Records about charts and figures
____
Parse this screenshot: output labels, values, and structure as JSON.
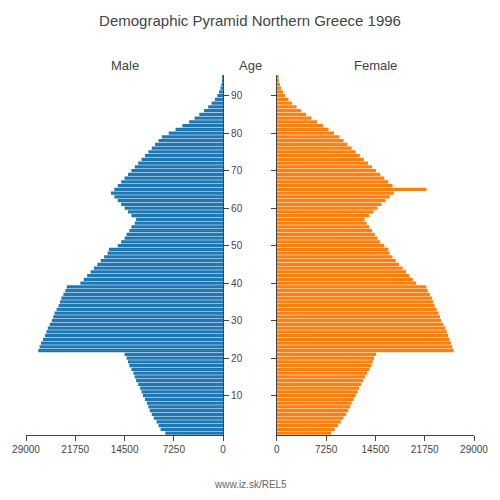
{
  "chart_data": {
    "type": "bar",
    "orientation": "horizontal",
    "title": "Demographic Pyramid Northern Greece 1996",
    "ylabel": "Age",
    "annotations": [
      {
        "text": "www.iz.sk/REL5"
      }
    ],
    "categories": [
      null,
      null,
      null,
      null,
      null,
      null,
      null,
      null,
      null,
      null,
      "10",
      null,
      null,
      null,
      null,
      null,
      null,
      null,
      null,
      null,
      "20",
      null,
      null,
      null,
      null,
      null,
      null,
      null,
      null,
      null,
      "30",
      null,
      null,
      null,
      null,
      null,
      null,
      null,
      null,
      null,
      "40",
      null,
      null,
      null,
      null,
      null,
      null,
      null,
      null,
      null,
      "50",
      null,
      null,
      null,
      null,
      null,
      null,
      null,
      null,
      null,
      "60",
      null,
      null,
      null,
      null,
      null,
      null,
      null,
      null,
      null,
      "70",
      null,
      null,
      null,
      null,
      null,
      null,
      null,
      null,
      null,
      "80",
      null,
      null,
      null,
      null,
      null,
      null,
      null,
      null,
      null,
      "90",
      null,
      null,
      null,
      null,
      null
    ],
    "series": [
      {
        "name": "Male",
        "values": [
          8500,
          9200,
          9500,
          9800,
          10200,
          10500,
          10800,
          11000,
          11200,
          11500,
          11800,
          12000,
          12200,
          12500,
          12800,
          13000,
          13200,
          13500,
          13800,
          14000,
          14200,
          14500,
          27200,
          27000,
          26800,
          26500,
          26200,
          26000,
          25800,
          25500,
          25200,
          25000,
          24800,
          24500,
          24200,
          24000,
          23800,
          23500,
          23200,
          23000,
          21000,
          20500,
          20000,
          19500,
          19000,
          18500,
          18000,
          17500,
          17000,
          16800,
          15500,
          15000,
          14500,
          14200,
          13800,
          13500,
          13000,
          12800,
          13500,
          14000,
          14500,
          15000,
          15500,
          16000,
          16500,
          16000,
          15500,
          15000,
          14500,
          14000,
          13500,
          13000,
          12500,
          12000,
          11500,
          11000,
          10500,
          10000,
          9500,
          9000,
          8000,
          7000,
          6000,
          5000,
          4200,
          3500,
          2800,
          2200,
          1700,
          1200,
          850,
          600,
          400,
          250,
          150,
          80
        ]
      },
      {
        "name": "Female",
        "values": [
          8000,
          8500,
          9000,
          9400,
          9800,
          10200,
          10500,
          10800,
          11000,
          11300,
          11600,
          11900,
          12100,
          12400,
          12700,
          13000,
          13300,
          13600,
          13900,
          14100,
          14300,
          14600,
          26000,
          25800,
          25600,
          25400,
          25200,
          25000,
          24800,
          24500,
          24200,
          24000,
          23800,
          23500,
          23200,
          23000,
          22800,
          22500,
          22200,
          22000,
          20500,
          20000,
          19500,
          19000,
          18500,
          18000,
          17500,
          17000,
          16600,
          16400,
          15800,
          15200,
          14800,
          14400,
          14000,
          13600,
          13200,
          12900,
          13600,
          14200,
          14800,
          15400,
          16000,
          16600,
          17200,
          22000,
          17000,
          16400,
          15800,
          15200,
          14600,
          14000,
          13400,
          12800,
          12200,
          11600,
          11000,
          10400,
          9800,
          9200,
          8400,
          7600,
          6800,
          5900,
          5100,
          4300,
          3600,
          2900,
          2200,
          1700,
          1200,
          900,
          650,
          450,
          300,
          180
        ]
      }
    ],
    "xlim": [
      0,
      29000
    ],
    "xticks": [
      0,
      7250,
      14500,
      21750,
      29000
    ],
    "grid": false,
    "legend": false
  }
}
____
- _Work to do_:
Reproduce every record word for word. The copy must contain no pictures.

- _Written solution_:
Parse this screenshot: output labels, values, and structure as JSON.
{
  "chart_data": {
    "type": "bar",
    "orientation": "horizontal",
    "title": "Demographic Pyramid Northern Greece 1996",
    "ylabel": "Age",
    "annotations": [
      {
        "text": "www.iz.sk/REL5"
      }
    ],
    "categories": [
      null,
      null,
      null,
      null,
      null,
      null,
      null,
      null,
      null,
      null,
      "10",
      null,
      null,
      null,
      null,
      null,
      null,
      null,
      null,
      null,
      "20",
      null,
      null,
      null,
      null,
      null,
      null,
      null,
      null,
      null,
      "30",
      null,
      null,
      null,
      null,
      null,
      null,
      null,
      null,
      null,
      "40",
      null,
      null,
      null,
      null,
      null,
      null,
      null,
      null,
      null,
      "50",
      null,
      null,
      null,
      null,
      null,
      null,
      null,
      null,
      null,
      "60",
      null,
      null,
      null,
      null,
      null,
      null,
      null,
      null,
      null,
      "70",
      null,
      null,
      null,
      null,
      null,
      null,
      null,
      null,
      null,
      "80",
      null,
      null,
      null,
      null,
      null,
      null,
      null,
      null,
      null,
      "90",
      null,
      null,
      null,
      null,
      null
    ],
    "series": [
      {
        "name": "Male",
        "values": [
          8500,
          9200,
          9500,
          9800,
          10200,
          10500,
          10800,
          11000,
          11200,
          11500,
          11800,
          12000,
          12200,
          12500,
          12800,
          13000,
          13200,
          13500,
          13800,
          14000,
          14200,
          14500,
          27200,
          27000,
          26800,
          26500,
          26200,
          26000,
          25800,
          25500,
          25200,
          25000,
          24800,
          24500,
          24200,
          24000,
          23800,
          23500,
          23200,
          23000,
          21000,
          20500,
          20000,
          19500,
          19000,
          18500,
          18000,
          17500,
          17000,
          16800,
          15500,
          15000,
          14500,
          14200,
          13800,
          13500,
          13000,
          12800,
          13500,
          14000,
          14500,
          15000,
          15500,
          16000,
          16500,
          16000,
          15500,
          15000,
          14500,
          14000,
          13500,
          13000,
          12500,
          12000,
          11500,
          11000,
          10500,
          10000,
          9500,
          9000,
          8000,
          7000,
          6000,
          5000,
          4200,
          3500,
          2800,
          2200,
          1700,
          1200,
          850,
          600,
          400,
          250,
          150,
          80
        ]
      },
      {
        "name": "Female",
        "values": [
          8000,
          8500,
          9000,
          9400,
          9800,
          10200,
          10500,
          10800,
          11000,
          11300,
          11600,
          11900,
          12100,
          12400,
          12700,
          13000,
          13300,
          13600,
          13900,
          14100,
          14300,
          14600,
          26000,
          25800,
          25600,
          25400,
          25200,
          25000,
          24800,
          24500,
          24200,
          24000,
          23800,
          23500,
          23200,
          23000,
          22800,
          22500,
          22200,
          22000,
          20500,
          20000,
          19500,
          19000,
          18500,
          18000,
          17500,
          17000,
          16600,
          16400,
          15800,
          15200,
          14800,
          14400,
          14000,
          13600,
          13200,
          12900,
          13600,
          14200,
          14800,
          15400,
          16000,
          16600,
          17200,
          22000,
          17000,
          16400,
          15800,
          15200,
          14600,
          14000,
          13400,
          12800,
          12200,
          11600,
          11000,
          10400,
          9800,
          9200,
          8400,
          7600,
          6800,
          5900,
          5100,
          4300,
          3600,
          2900,
          2200,
          1700,
          1200,
          900,
          650,
          450,
          300,
          180
        ]
      }
    ],
    "xlim": [
      0,
      29000
    ],
    "xticks": [
      0,
      7250,
      14500,
      21750,
      29000
    ],
    "grid": false,
    "legend": false
  }
}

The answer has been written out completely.